Supplied data:

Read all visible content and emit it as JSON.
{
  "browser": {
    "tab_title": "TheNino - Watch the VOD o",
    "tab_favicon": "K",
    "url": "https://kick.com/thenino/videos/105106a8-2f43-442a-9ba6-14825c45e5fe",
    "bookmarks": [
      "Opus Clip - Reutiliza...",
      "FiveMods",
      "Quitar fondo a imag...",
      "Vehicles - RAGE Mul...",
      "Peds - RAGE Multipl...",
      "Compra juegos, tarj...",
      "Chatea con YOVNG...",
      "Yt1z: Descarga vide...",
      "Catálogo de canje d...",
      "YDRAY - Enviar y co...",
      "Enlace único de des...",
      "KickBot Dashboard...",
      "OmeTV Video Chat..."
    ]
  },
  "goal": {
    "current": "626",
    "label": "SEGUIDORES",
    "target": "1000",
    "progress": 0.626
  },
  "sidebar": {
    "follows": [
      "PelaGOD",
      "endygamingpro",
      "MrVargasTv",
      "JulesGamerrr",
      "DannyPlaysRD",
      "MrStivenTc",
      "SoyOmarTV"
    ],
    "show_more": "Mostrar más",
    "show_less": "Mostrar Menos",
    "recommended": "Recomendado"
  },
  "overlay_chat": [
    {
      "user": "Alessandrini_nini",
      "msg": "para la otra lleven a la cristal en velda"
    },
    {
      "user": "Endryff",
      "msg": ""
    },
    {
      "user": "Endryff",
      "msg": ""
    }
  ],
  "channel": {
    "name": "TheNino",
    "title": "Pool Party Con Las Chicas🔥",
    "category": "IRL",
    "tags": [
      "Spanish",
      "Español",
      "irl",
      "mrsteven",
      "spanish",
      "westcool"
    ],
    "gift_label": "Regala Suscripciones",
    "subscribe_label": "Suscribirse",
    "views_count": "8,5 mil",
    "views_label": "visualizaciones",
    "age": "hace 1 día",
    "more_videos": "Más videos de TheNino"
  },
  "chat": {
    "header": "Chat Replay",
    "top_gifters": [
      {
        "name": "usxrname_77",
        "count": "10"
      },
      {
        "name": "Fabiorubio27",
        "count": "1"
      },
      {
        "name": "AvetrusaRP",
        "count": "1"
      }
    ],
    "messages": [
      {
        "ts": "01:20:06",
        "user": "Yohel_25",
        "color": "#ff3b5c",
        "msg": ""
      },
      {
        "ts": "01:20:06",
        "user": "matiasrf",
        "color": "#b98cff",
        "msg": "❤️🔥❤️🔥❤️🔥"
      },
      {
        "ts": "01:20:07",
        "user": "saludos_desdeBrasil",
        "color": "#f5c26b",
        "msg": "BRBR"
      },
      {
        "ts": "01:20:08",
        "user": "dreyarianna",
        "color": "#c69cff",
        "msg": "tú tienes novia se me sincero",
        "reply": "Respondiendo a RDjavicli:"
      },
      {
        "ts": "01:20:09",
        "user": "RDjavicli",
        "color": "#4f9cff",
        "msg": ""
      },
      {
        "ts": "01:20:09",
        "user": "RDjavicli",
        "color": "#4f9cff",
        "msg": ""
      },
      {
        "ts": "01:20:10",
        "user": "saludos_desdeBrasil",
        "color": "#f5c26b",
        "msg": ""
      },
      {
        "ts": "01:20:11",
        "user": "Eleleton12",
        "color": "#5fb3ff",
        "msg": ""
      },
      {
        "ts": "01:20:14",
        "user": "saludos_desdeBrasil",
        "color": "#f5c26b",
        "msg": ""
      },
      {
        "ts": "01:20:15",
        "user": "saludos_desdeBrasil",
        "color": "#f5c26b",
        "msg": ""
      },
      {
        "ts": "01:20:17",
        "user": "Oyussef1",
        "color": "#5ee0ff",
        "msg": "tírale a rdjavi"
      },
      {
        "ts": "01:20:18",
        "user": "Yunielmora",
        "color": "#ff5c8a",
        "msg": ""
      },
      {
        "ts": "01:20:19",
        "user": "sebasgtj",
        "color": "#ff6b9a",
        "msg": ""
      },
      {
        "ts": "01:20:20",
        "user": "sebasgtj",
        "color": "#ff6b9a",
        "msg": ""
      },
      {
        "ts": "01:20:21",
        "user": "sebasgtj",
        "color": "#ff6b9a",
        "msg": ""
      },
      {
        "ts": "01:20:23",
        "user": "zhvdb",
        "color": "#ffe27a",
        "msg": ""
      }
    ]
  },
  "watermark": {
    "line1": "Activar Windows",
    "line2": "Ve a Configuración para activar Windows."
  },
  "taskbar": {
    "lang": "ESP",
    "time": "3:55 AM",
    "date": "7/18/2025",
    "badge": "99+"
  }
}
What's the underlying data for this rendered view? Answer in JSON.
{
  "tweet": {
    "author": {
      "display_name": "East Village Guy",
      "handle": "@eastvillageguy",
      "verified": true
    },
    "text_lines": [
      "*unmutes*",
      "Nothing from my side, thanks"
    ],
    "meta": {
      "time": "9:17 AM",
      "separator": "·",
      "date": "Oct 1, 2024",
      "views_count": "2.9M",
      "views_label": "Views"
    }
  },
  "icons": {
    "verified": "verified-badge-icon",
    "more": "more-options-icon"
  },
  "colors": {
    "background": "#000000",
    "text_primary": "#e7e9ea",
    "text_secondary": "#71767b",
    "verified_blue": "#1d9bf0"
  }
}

Short exercise:
From the entries above, extract every line where the word "RAGE" appears.

Solution to the problem:
      "Vehicles - RAGE Mul...",
      "Peds - RAGE Multipl...",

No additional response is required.